Copy out the listing that follows, exactly, without its pictures.

## Start Entries provided

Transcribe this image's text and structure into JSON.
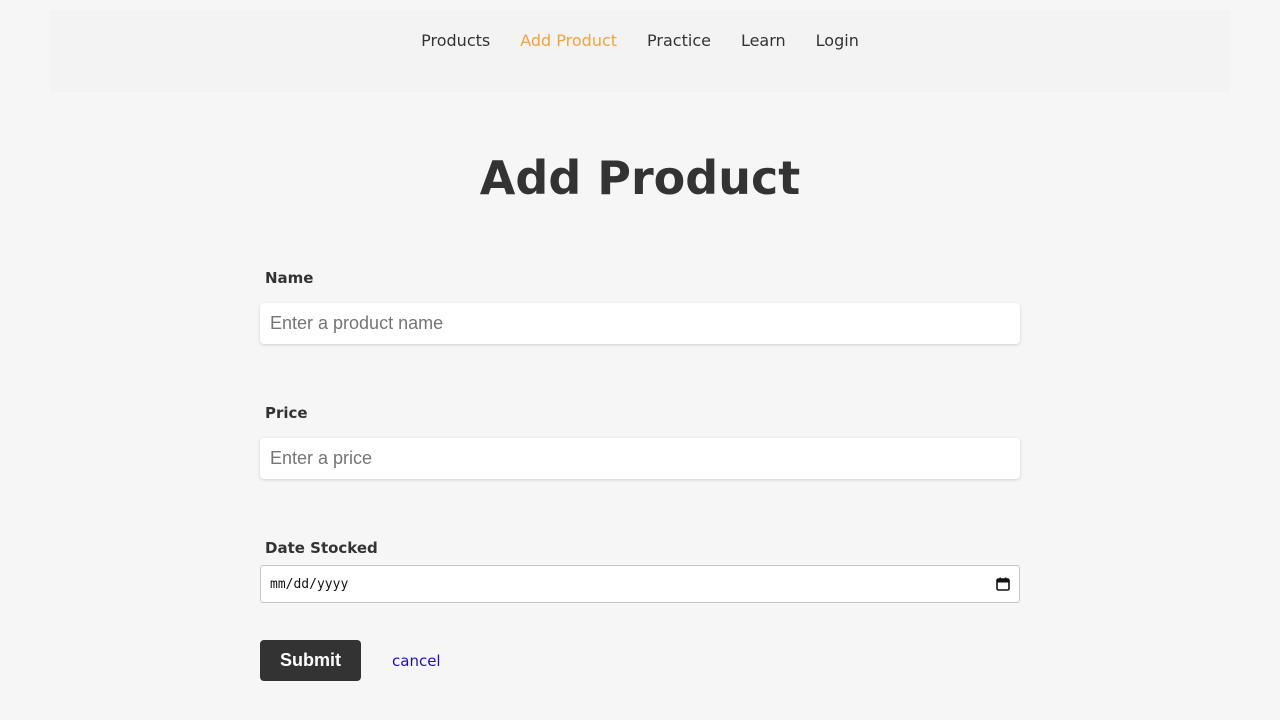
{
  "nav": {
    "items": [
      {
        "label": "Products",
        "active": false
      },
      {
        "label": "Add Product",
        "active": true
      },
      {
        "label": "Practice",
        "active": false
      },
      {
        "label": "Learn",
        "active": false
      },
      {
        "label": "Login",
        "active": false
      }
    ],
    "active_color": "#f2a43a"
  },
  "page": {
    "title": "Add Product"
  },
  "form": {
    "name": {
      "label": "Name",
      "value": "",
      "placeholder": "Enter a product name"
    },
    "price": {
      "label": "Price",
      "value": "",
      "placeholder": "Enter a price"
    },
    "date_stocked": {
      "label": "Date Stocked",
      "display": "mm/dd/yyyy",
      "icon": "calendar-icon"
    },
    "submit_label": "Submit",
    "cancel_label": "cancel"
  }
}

## End Entries provided

> **Correct result**
Transcribe this image's text and structure into JSON.
{
  "nav": {
    "items": [
      {
        "label": "Products",
        "active": false
      },
      {
        "label": "Add Product",
        "active": true
      },
      {
        "label": "Practice",
        "active": false
      },
      {
        "label": "Learn",
        "active": false
      },
      {
        "label": "Login",
        "active": false
      }
    ],
    "active_color": "#f2a43a"
  },
  "page": {
    "title": "Add Product"
  },
  "form": {
    "name": {
      "label": "Name",
      "value": "",
      "placeholder": "Enter a product name"
    },
    "price": {
      "label": "Price",
      "value": "",
      "placeholder": "Enter a price"
    },
    "date_stocked": {
      "label": "Date Stocked",
      "display": "mm/dd/yyyy",
      "icon": "calendar-icon"
    },
    "submit_label": "Submit",
    "cancel_label": "cancel"
  }
}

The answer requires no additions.